* [Aim of the exercise]
Copy out all the records, word for word.

* [Extracted data]
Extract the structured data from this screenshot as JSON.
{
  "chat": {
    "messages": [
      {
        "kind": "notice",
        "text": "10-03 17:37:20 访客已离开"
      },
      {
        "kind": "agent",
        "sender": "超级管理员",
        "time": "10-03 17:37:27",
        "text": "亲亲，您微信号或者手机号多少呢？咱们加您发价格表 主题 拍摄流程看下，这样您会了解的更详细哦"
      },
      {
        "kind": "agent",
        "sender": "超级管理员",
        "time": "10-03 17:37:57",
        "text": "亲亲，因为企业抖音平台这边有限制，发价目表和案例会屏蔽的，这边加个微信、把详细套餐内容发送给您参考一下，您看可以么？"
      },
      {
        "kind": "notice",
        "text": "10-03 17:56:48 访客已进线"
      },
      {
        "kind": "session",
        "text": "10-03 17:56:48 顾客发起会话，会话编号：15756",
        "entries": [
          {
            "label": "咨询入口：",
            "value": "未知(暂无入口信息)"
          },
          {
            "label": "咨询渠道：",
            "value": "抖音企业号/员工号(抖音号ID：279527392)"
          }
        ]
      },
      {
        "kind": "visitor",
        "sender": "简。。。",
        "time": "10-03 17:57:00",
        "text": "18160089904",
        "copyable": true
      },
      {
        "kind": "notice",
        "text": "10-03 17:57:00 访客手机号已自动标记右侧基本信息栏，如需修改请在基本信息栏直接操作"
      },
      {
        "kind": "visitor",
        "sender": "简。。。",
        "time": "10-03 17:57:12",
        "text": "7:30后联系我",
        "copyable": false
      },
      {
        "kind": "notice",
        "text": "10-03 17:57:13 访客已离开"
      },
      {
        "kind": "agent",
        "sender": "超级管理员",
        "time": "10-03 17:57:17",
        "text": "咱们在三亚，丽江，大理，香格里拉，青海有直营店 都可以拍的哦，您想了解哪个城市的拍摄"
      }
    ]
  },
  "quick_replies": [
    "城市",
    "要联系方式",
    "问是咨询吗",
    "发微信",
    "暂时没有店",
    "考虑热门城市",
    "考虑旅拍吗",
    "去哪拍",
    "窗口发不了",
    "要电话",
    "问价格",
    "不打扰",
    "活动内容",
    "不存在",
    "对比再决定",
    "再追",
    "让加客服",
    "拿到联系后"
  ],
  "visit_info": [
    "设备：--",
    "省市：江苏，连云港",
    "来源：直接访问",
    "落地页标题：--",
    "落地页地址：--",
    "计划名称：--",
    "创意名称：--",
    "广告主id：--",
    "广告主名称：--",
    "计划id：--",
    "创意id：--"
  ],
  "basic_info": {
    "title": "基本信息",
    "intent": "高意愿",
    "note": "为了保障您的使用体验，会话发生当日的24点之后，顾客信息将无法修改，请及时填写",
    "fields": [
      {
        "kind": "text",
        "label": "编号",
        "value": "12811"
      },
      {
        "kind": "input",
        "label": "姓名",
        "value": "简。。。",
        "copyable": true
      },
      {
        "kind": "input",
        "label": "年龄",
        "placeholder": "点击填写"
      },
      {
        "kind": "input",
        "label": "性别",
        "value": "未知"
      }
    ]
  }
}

* [Task response]
Extract the structured data from this screenshot as JSON.
{
  "chat": {
    "messages": [
      {
        "kind": "notice",
        "text": "10-03 17:37:20 访客已离开"
      },
      {
        "kind": "agent",
        "sender": "超级管理员",
        "time": "10-03 17:37:27",
        "text": "亲亲，您微信号或者手机号多少呢？咱们加您发价格表 主题 拍摄流程看下，这样您会了解的更详细哦"
      },
      {
        "kind": "agent",
        "sender": "超级管理员",
        "time": "10-03 17:37:57",
        "text": "亲亲，因为企业抖音平台这边有限制，发价目表和案例会屏蔽的，这边加个微信、把详细套餐内容发送给您参考一下，您看可以么？"
      },
      {
        "kind": "notice",
        "text": "10-03 17:56:48 访客已进线"
      },
      {
        "kind": "session",
        "text": "10-03 17:56:48 顾客发起会话，会话编号：15756",
        "entries": [
          {
            "label": "咨询入口：",
            "value": "未知(暂无入口信息)"
          },
          {
            "label": "咨询渠道：",
            "value": "抖音企业号/员工号(抖音号ID：279527392)"
          }
        ]
      },
      {
        "kind": "visitor",
        "sender": "简。。。",
        "time": "10-03 17:57:00",
        "text": "18160089904",
        "copyable": true
      },
      {
        "kind": "notice",
        "text": "10-03 17:57:00 访客手机号已自动标记右侧基本信息栏，如需修改请在基本信息栏直接操作"
      },
      {
        "kind": "visitor",
        "sender": "简。。。",
        "time": "10-03 17:57:12",
        "text": "7:30后联系我",
        "copyable": false
      },
      {
        "kind": "notice",
        "text": "10-03 17:57:13 访客已离开"
      },
      {
        "kind": "agent",
        "sender": "超级管理员",
        "time": "10-03 17:57:17",
        "text": "咱们在三亚，丽江，大理，香格里拉，青海有直营店 都可以拍的哦，您想了解哪个城市的拍摄"
      }
    ]
  },
  "quick_replies": [
    "城市",
    "要联系方式",
    "问是咨询吗",
    "发微信",
    "暂时没有店",
    "考虑热门城市",
    "考虑旅拍吗",
    "去哪拍",
    "窗口发不了",
    "要电话",
    "问价格",
    "不打扰",
    "活动内容",
    "不存在",
    "对比再决定",
    "再追",
    "让加客服",
    "拿到联系后"
  ],
  "visit_info": [
    "设备：--",
    "省市：江苏，连云港",
    "来源：直接访问",
    "落地页标题：--",
    "落地页地址：--",
    "计划名称：--",
    "创意名称：--",
    "广告主id：--",
    "广告主名称：--",
    "计划id：--",
    "创意id：--"
  ],
  "basic_info": {
    "title": "基本信息",
    "intent": "高意愿",
    "note": "为了保障您的使用体验，会话发生当日的24点之后，顾客信息将无法修改，请及时填写",
    "fields": [
      {
        "kind": "text",
        "label": "编号",
        "value": "12811"
      },
      {
        "kind": "input",
        "label": "姓名",
        "value": "简。。。",
        "copyable": true
      },
      {
        "kind": "input",
        "label": "年龄",
        "placeholder": "点击填写"
      },
      {
        "kind": "input",
        "label": "性别",
        "value": "未知"
      }
    ]
  }
}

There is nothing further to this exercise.